• Written problem:
From the material below, list every line containing "circle".

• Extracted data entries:
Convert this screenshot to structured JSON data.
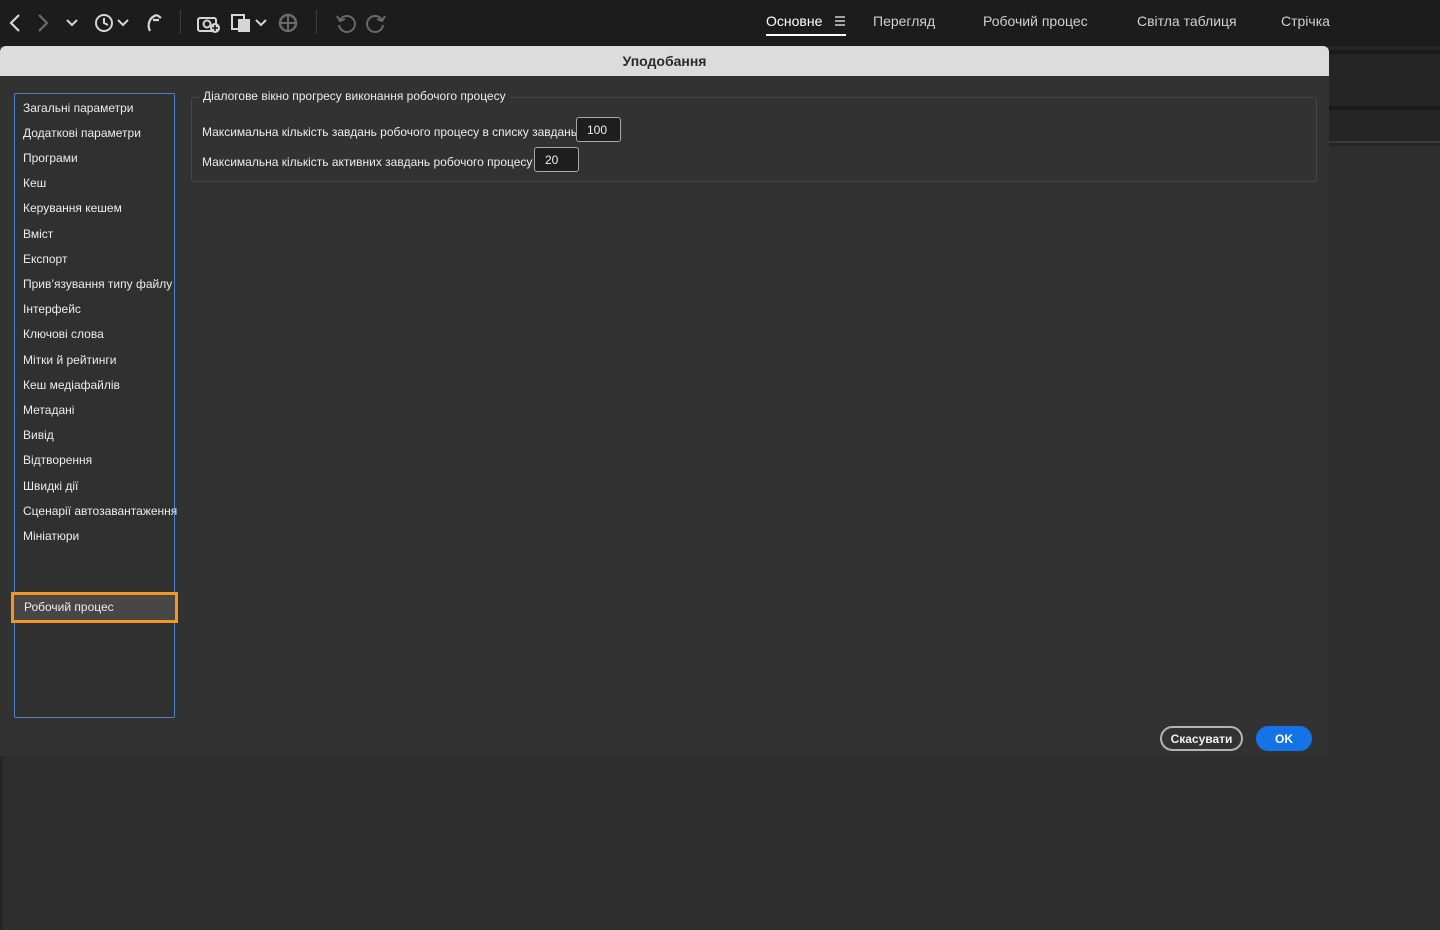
{
  "toolbar": {
    "icons": [
      "back-icon",
      "forward-icon",
      "chevron-down-icon",
      "history-icon",
      "boomerang-icon",
      "camera-import-icon",
      "copy-stack-icon",
      "refine-icon",
      "rotate-left-icon",
      "rotate-right-icon"
    ]
  },
  "workspaces": {
    "tabs": [
      {
        "label": "Основне",
        "active": true
      },
      {
        "label": "Перегляд"
      },
      {
        "label": "Робочий процес"
      },
      {
        "label": "Світла таблиця"
      },
      {
        "label": "Стрічка"
      }
    ]
  },
  "dialog": {
    "title": "Уподобання",
    "sidebar": {
      "items": [
        {
          "label": "Загальні параметри"
        },
        {
          "label": "Додаткові параметри"
        },
        {
          "label": "Програми"
        },
        {
          "label": "Кеш"
        },
        {
          "label": "Керування кешем"
        },
        {
          "label": "Вміст"
        },
        {
          "label": "Експорт"
        },
        {
          "label": "Прив’язування типу файлу"
        },
        {
          "label": "Інтерфейс"
        },
        {
          "label": "Ключові слова"
        },
        {
          "label": "Мітки й рейтинги"
        },
        {
          "label": "Кеш медіафайлів"
        },
        {
          "label": "Метадані"
        },
        {
          "label": "Вивід"
        },
        {
          "label": "Відтворення"
        },
        {
          "label": "Швидкі дії"
        },
        {
          "label": "Сценарії автозавантаження"
        },
        {
          "label": "Мініатюри"
        },
        {
          "label": "Робочий процес",
          "selected": true
        }
      ]
    },
    "group": {
      "title": "Діалогове вікно прогресу виконання робочого процесу",
      "fields": [
        {
          "label": "Максимальна кількість завдань робочого процесу в списку завдань",
          "value": "100"
        },
        {
          "label": "Максимальна кількість активних завдань робочого процесу",
          "value": "20"
        }
      ]
    },
    "buttons": {
      "cancel": "Скасувати",
      "ok": "OK"
    },
    "accent_color": "#1473e6",
    "highlight_color": "#f7961e"
  }
}
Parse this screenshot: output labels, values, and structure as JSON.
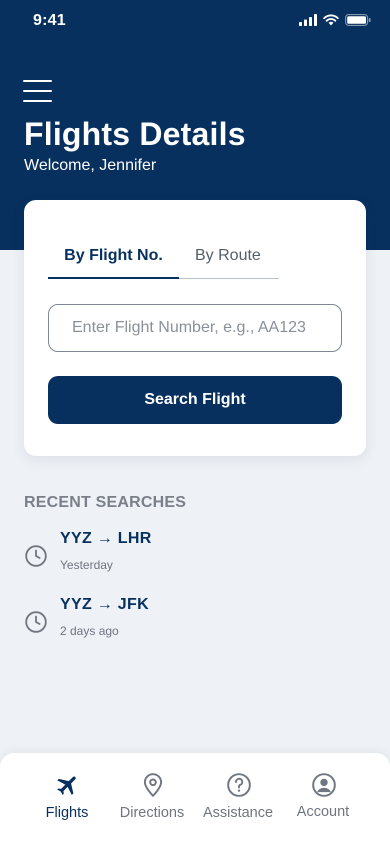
{
  "status_bar": {
    "time": "9:41"
  },
  "header": {
    "title": "Flights Details",
    "welcome": "Welcome, Jennifer"
  },
  "search": {
    "tabs": [
      {
        "label": "By Flight No.",
        "active": true
      },
      {
        "label": "By Route",
        "active": false
      }
    ],
    "input_placeholder": "Enter Flight Number, e.g., AA123",
    "input_value": "",
    "button_label": "Search Flight"
  },
  "recent": {
    "heading": "RECENT SEARCHES",
    "items": [
      {
        "route": "YYZ → LHR",
        "time": "Yesterday"
      },
      {
        "route": "YYZ → JFK",
        "time": "2 days ago"
      }
    ]
  },
  "bottom_nav": {
    "items": [
      {
        "label": "Flights",
        "icon": "airplane-icon",
        "active": true
      },
      {
        "label": "Directions",
        "icon": "location-pin-icon",
        "active": false
      },
      {
        "label": "Assistance",
        "icon": "help-circle-icon",
        "active": false
      },
      {
        "label": "Account",
        "icon": "user-circle-icon",
        "active": false
      }
    ]
  },
  "colors": {
    "primary": "#07305f",
    "background": "#eef1f5",
    "muted_text": "#6f7680"
  }
}
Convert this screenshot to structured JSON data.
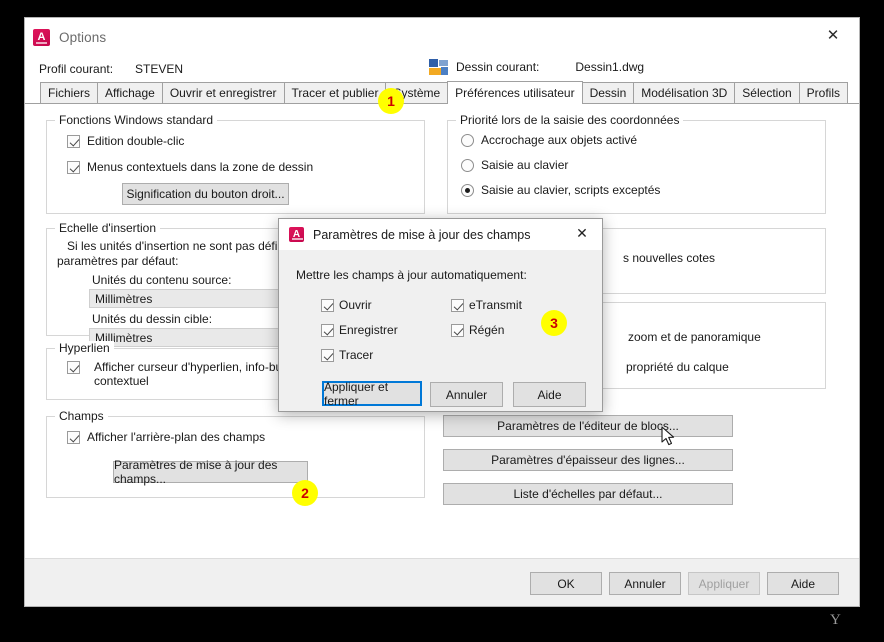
{
  "window": {
    "title": "Options",
    "app_icon": "autocad-icon",
    "close_label": "✕"
  },
  "header": {
    "profile_label": "Profil courant:",
    "profile_value": "STEVEN",
    "drawing_icon": "drawing-icon",
    "drawing_label": "Dessin courant:",
    "drawing_value": "Dessin1.dwg"
  },
  "tabs": [
    {
      "label": "Fichiers",
      "active": false
    },
    {
      "label": "Affichage",
      "active": false
    },
    {
      "label": "Ouvrir et enregistrer",
      "active": false
    },
    {
      "label": "Tracer et publier",
      "active": false
    },
    {
      "label": "Système",
      "active": false
    },
    {
      "label": "Préférences utilisateur",
      "active": true
    },
    {
      "label": "Dessin",
      "active": false
    },
    {
      "label": "Modélisation 3D",
      "active": false
    },
    {
      "label": "Sélection",
      "active": false
    },
    {
      "label": "Profils",
      "active": false
    }
  ],
  "groups": {
    "windows_standard": {
      "legend": "Fonctions Windows standard",
      "checkbox_double_click": "Edition double-clic",
      "checkbox_context_menus": "Menus contextuels dans la zone de dessin",
      "button_right_click": "Signification du bouton droit..."
    },
    "coordinate_priority": {
      "legend": "Priorité lors de la saisie des coordonnées",
      "radios": [
        {
          "label": "Accrochage aux objets activé",
          "selected": false
        },
        {
          "label": "Saisie au clavier",
          "selected": false
        },
        {
          "label": "Saisie au clavier, scripts exceptés",
          "selected": true
        }
      ]
    },
    "insertion_scale": {
      "legend": "Echelle d'insertion",
      "description_line1": "Si les unités d'insertion ne sont pas définies, u",
      "description_line2": "paramètres par défaut:",
      "source_units_label": "Unités du contenu source:",
      "source_units_value": "Millimètres",
      "target_units_label": "Unités du dessin cible:",
      "target_units_value": "Millimètres"
    },
    "hyperlink": {
      "legend": "Hyperlien",
      "checkbox_line1": "Afficher curseur d'hyperlien, info-bulle et me",
      "checkbox_line2": "contextuel"
    },
    "fields": {
      "legend": "Champs",
      "checkbox_background": "Afficher l'arrière-plan des champs",
      "button_update_settings": "Paramètres de mise à jour des champs..."
    },
    "right_partial_1": {
      "text": "s nouvelles cotes"
    },
    "right_partial_2": {
      "text_line1": "zoom et de panoramique",
      "text_line2": "propriété du calque"
    }
  },
  "right_buttons": [
    {
      "label": "Paramètres de l'éditeur de blocs..."
    },
    {
      "label": "Paramètres d'épaisseur des lignes..."
    },
    {
      "label": "Liste d'échelles par défaut..."
    }
  ],
  "footer": {
    "ok": "OK",
    "cancel": "Annuler",
    "apply": "Appliquer",
    "apply_disabled": true,
    "help": "Aide"
  },
  "modal": {
    "title": "Paramètres de mise à jour des champs",
    "app_icon": "autocad-icon",
    "close_label": "✕",
    "instruction": "Mettre les champs à jour automatiquement:",
    "checkboxes": [
      {
        "label": "Ouvrir",
        "checked": true
      },
      {
        "label": "Enregistrer",
        "checked": true
      },
      {
        "label": "Tracer",
        "checked": true
      },
      {
        "label": "eTransmit",
        "checked": true
      },
      {
        "label": "Régén",
        "checked": true
      }
    ],
    "buttons": [
      {
        "label": "Appliquer et fermer",
        "default": true
      },
      {
        "label": "Annuler",
        "default": false
      },
      {
        "label": "Aide",
        "default": false
      }
    ]
  },
  "badges": [
    {
      "number": "1"
    },
    {
      "number": "2"
    },
    {
      "number": "3"
    }
  ],
  "colors": {
    "badge_fill": "#ffff00",
    "badge_text": "#cc0000",
    "accent_blue": "#0078d7",
    "acad_red": "#e0165c",
    "window_bg": "#ffffff",
    "dialog_bg": "#f0f0f0",
    "desktop_bg": "#000000"
  },
  "artifact": {
    "glyph": "Y"
  }
}
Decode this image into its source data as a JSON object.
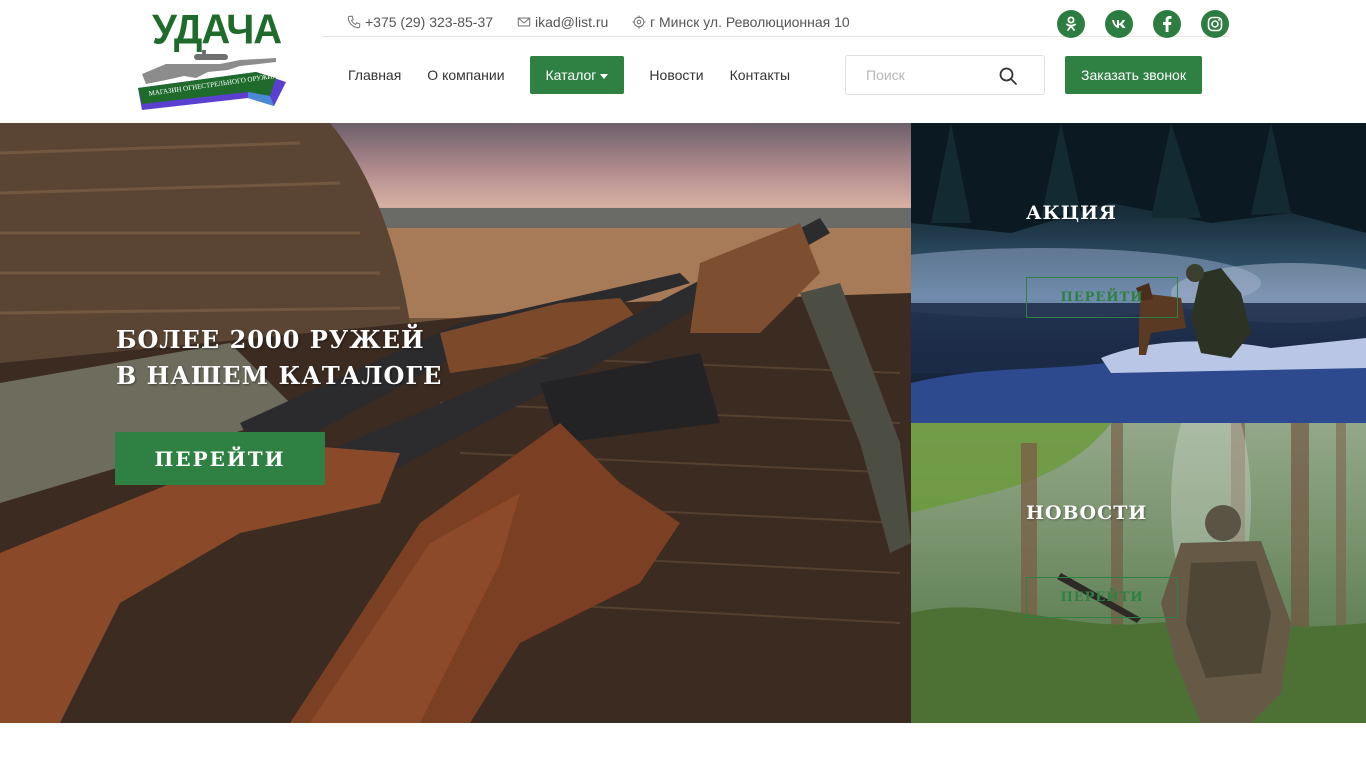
{
  "logo": {
    "title": "УДАЧА",
    "subtitle": "МАГАЗИН ОГНЕСТРЕЛЬНОГО ОРУЖИЯ"
  },
  "contacts": {
    "phone": "+375 (29) 323-85-37",
    "email": "ikad@list.ru",
    "address": "г Минск ул. Революционная 10"
  },
  "socials": [
    {
      "name": "odnoklassniki",
      "glyph": "ок"
    },
    {
      "name": "vk",
      "glyph": "vk"
    },
    {
      "name": "facebook",
      "glyph": "f"
    },
    {
      "name": "instagram",
      "glyph": "◎"
    }
  ],
  "nav": {
    "items": [
      "Главная",
      "О компании",
      "Каталог",
      "Новости",
      "Контакты"
    ],
    "active_index": 2
  },
  "search": {
    "placeholder": "Поиск"
  },
  "callback_button": "Заказать звонок",
  "hero": {
    "title_line1": "Более 2000 ружей",
    "title_line2": "в нашем каталоге",
    "button": "Перейти"
  },
  "panels": {
    "promo": {
      "title": "Акция",
      "button": "Перейти"
    },
    "news": {
      "title": "Новости",
      "button": "Перейти"
    }
  },
  "colors": {
    "brand_green": "#2e8142",
    "logo_green": "#1f6b2c"
  }
}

• Completed exercise:
        "icon": "help-circle-icon",
        "icon": "user-circle-icon",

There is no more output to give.